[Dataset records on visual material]
☆ ☆ ☆

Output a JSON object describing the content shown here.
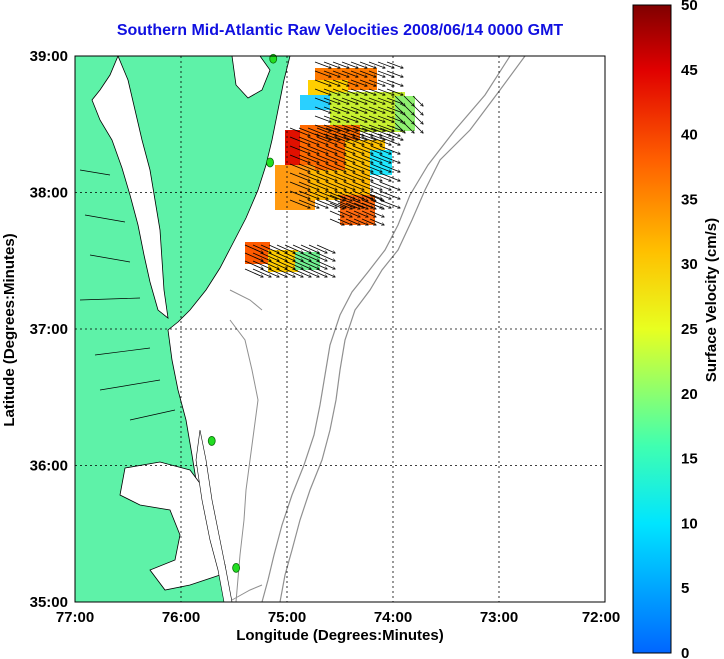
{
  "map": {
    "title": "Southern Mid-Atlantic Raw Velocities 2008/06/14 0000 GMT",
    "x_label": "Longitude (Degrees:Minutes)",
    "y_label": "Latitude (Degrees:Minutes)",
    "x_ticks": [
      "77:00",
      "76:00",
      "75:00",
      "74:00",
      "73:00",
      "72:00"
    ],
    "y_ticks": [
      "39:00",
      "38:00",
      "37:00",
      "36:00",
      "35:00"
    ],
    "lon_range": [
      -77,
      -72
    ],
    "lat_range": [
      35,
      39
    ],
    "land_color": "#5ef2a8",
    "contour_color": "#909090",
    "station_color": "#22dd22",
    "stations": [
      {
        "lon": -75.13,
        "lat": 38.98
      },
      {
        "lon": -75.16,
        "lat": 38.22
      },
      {
        "lon": -75.71,
        "lat": 36.18
      },
      {
        "lon": -75.48,
        "lat": 35.25
      }
    ]
  },
  "colorbar": {
    "label": "Surface Velocity (cm/s)",
    "min": 0,
    "max": 50,
    "ticks": [
      "50",
      "45",
      "40",
      "35",
      "30",
      "25",
      "20",
      "15",
      "10",
      "5",
      "0"
    ]
  }
}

☆ ☆ ☆

• _Task goal_:
Produce an exact copy of each line of data, skipping embedded images.

• _Task output_:
Output a JSON object describing the content shown here.
{
  "map": {
    "title": "Southern Mid-Atlantic Raw Velocities 2008/06/14 0000 GMT",
    "x_label": "Longitude (Degrees:Minutes)",
    "y_label": "Latitude (Degrees:Minutes)",
    "x_ticks": [
      "77:00",
      "76:00",
      "75:00",
      "74:00",
      "73:00",
      "72:00"
    ],
    "y_ticks": [
      "39:00",
      "38:00",
      "37:00",
      "36:00",
      "35:00"
    ],
    "lon_range": [
      -77,
      -72
    ],
    "lat_range": [
      35,
      39
    ],
    "land_color": "#5ef2a8",
    "contour_color": "#909090",
    "station_color": "#22dd22",
    "stations": [
      {
        "lon": -75.13,
        "lat": 38.98
      },
      {
        "lon": -75.16,
        "lat": 38.22
      },
      {
        "lon": -75.71,
        "lat": 36.18
      },
      {
        "lon": -75.48,
        "lat": 35.25
      }
    ]
  },
  "colorbar": {
    "label": "Surface Velocity (cm/s)",
    "min": 0,
    "max": 50,
    "ticks": [
      "50",
      "45",
      "40",
      "35",
      "30",
      "25",
      "20",
      "15",
      "10",
      "5",
      "0"
    ]
  }
}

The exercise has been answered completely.